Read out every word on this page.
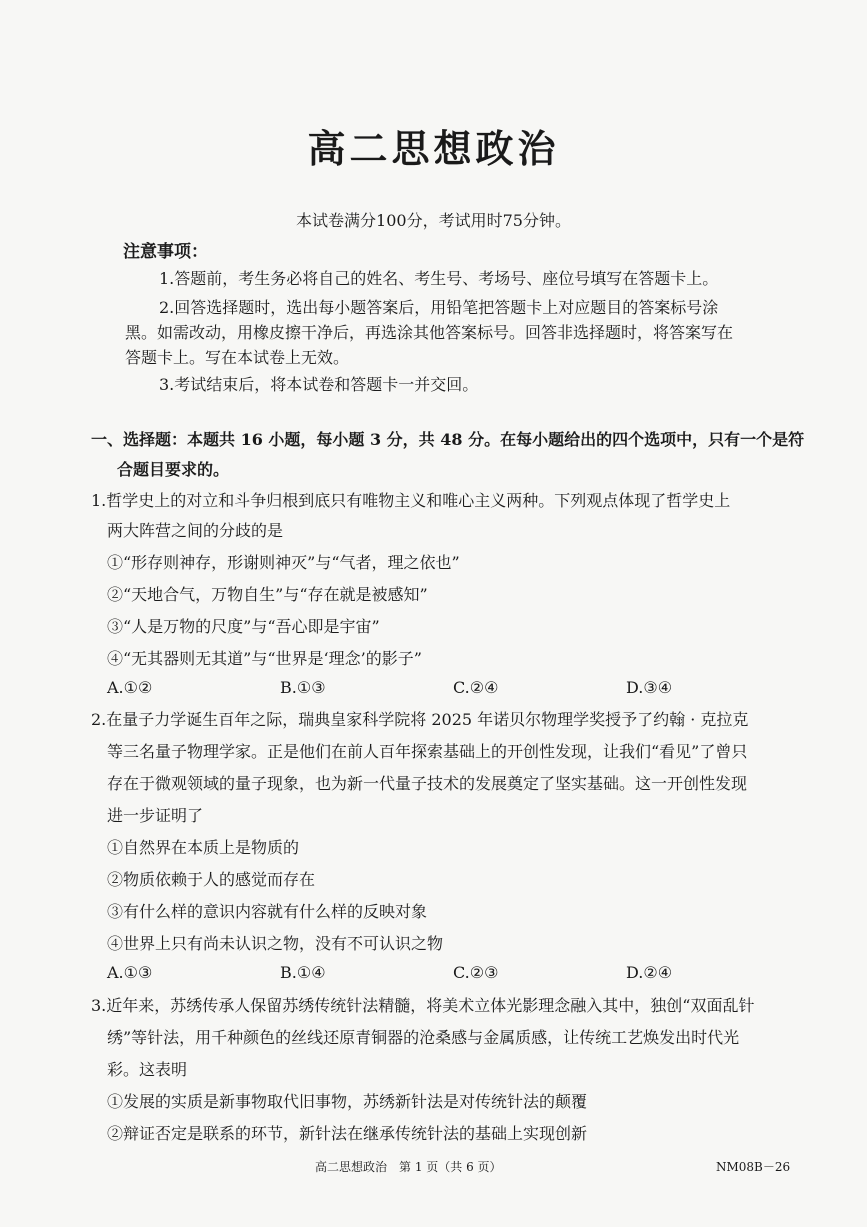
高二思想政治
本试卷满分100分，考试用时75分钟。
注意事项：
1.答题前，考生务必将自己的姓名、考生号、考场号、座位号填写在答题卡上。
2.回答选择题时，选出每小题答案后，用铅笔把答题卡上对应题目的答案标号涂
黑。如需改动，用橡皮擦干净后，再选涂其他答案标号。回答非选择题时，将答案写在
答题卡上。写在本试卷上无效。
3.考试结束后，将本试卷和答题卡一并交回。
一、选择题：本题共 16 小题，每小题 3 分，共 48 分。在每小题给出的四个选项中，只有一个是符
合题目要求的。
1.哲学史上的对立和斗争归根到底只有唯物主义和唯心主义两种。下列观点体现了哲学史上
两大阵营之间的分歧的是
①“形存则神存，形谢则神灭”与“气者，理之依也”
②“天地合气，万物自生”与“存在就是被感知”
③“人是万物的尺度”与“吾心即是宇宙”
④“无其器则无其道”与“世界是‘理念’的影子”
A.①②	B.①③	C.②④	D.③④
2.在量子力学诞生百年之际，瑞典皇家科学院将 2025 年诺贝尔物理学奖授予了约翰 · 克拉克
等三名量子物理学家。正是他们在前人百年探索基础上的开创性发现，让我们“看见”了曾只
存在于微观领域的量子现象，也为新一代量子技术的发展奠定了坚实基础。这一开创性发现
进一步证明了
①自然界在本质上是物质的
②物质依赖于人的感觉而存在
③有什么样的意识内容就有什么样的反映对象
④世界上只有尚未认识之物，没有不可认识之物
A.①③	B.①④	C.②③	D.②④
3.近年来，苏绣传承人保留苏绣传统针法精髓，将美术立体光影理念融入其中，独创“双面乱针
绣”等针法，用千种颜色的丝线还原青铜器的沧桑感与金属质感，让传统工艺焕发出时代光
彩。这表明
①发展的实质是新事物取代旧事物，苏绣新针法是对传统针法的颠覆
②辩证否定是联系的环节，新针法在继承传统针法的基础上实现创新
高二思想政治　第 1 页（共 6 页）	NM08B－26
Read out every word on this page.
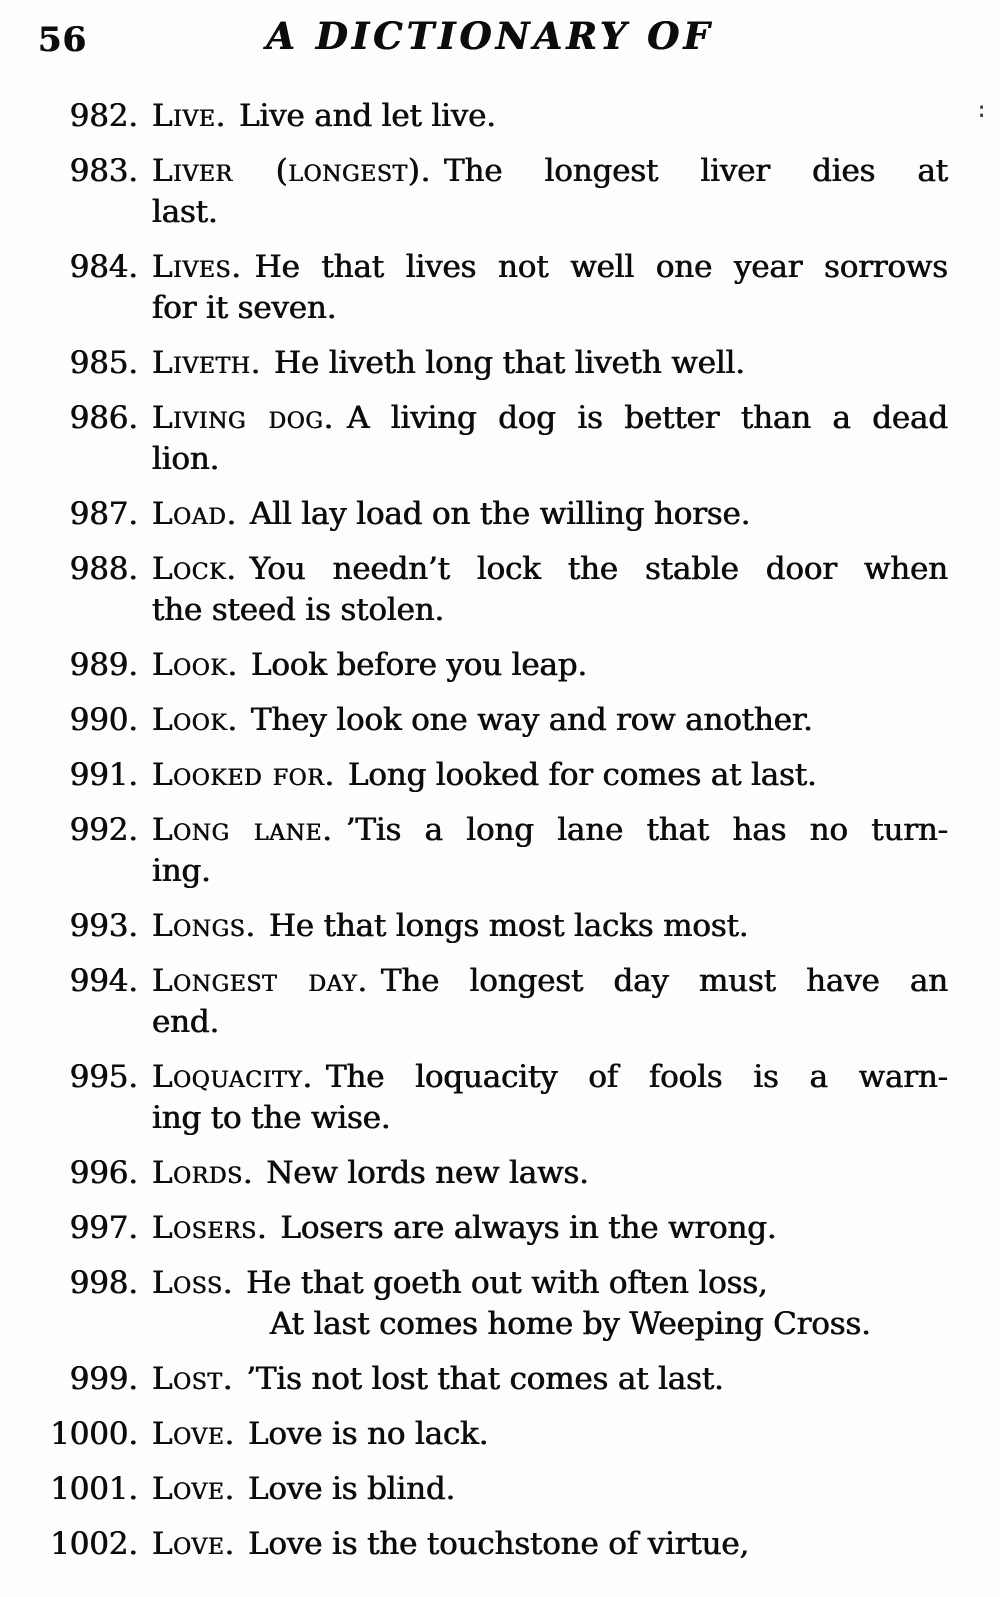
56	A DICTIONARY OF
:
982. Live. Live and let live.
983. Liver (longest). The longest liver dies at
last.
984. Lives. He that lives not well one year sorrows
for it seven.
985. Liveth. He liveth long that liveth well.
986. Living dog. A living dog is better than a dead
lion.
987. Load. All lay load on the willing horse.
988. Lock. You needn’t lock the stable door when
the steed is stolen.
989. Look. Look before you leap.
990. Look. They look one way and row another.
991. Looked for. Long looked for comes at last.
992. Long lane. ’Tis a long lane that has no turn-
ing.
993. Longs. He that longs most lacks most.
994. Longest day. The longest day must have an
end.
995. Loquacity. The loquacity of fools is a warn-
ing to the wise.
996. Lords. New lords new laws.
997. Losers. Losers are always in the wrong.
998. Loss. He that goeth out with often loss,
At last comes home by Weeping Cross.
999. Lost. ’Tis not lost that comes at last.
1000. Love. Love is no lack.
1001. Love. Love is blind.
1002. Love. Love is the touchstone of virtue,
------------------------------------------------------------------------
§ Exercise brief: The listing above needs to be output again exactly. Don't include the pictures.

§ Exercise answer:
Read out every word on this page.
高二思想政治
本试卷满分100分，考试用时75分钟。
注意事项：
1.答题前，考生务必将自己的姓名、考生号、考场号、座位号填写在答题卡上。
2.回答选择题时，选出每小题答案后，用铅笔把答题卡上对应题目的答案标号涂
黑。如需改动，用橡皮擦干净后，再选涂其他答案标号。回答非选择题时，将答案写在
答题卡上。写在本试卷上无效。
3.考试结束后，将本试卷和答题卡一并交回。
一、选择题：本题共 16 小题，每小题 3 分，共 48 分。在每小题给出的四个选项中，只有一个是符
合题目要求的。
1.哲学史上的对立和斗争归根到底只有唯物主义和唯心主义两种。下列观点体现了哲学史上
两大阵营之间的分歧的是
①“形存则神存，形谢则神灭”与“气者，理之依也”
②“天地合气，万物自生”与“存在就是被感知”
③“人是万物的尺度”与“吾心即是宇宙”
④“无其器则无其道”与“世界是‘理念’的影子”
A.①②	B.①③	C.②④	D.③④
2.在量子力学诞生百年之际，瑞典皇家科学院将 2025 年诺贝尔物理学奖授予了约翰 · 克拉克
等三名量子物理学家。正是他们在前人百年探索基础上的开创性发现，让我们“看见”了曾只
存在于微观领域的量子现象，也为新一代量子技术的发展奠定了坚实基础。这一开创性发现
进一步证明了
①自然界在本质上是物质的
②物质依赖于人的感觉而存在
③有什么样的意识内容就有什么样的反映对象
④世界上只有尚未认识之物，没有不可认识之物
A.①③	B.①④	C.②③	D.②④
3.近年来，苏绣传承人保留苏绣传统针法精髓，将美术立体光影理念融入其中，独创“双面乱针
绣”等针法，用千种颜色的丝线还原青铜器的沧桑感与金属质感，让传统工艺焕发出时代光
彩。这表明
①发展的实质是新事物取代旧事物，苏绣新针法是对传统针法的颠覆
②辩证否定是联系的环节，新针法在继承传统针法的基础上实现创新
高二思想政治　第 1 页（共 6 页）	NM08B－26
Read out every word on this page.
56	A DICTIONARY OF
:
982. Live. Live and let live.
983. Liver (longest). The longest liver dies at
last.
984. Lives. He that lives not well one year sorrows
for it seven.
985. Liveth. He liveth long that liveth well.
986. Living dog. A living dog is better than a dead
lion.
987. Load. All lay load on the willing horse.
988. Lock. You needn’t lock the stable door when
the steed is stolen.
989. Look. Look before you leap.
990. Look. They look one way and row another.
991. Looked for. Long looked for comes at last.
992. Long lane. ’Tis a long lane that has no turn-
ing.
993. Longs. He that longs most lacks most.
994. Longest day. The longest day must have an
end.
995. Loquacity. The loquacity of fools is a warn-
ing to the wise.
996. Lords. New lords new laws.
997. Losers. Losers are always in the wrong.
998. Loss. He that goeth out with often loss,
At last comes home by Weeping Cross.
999. Lost. ’Tis not lost that comes at last.
1000. Love. Love is no lack.
1001. Love. Love is blind.
1002. Love. Love is the touchstone of virtue,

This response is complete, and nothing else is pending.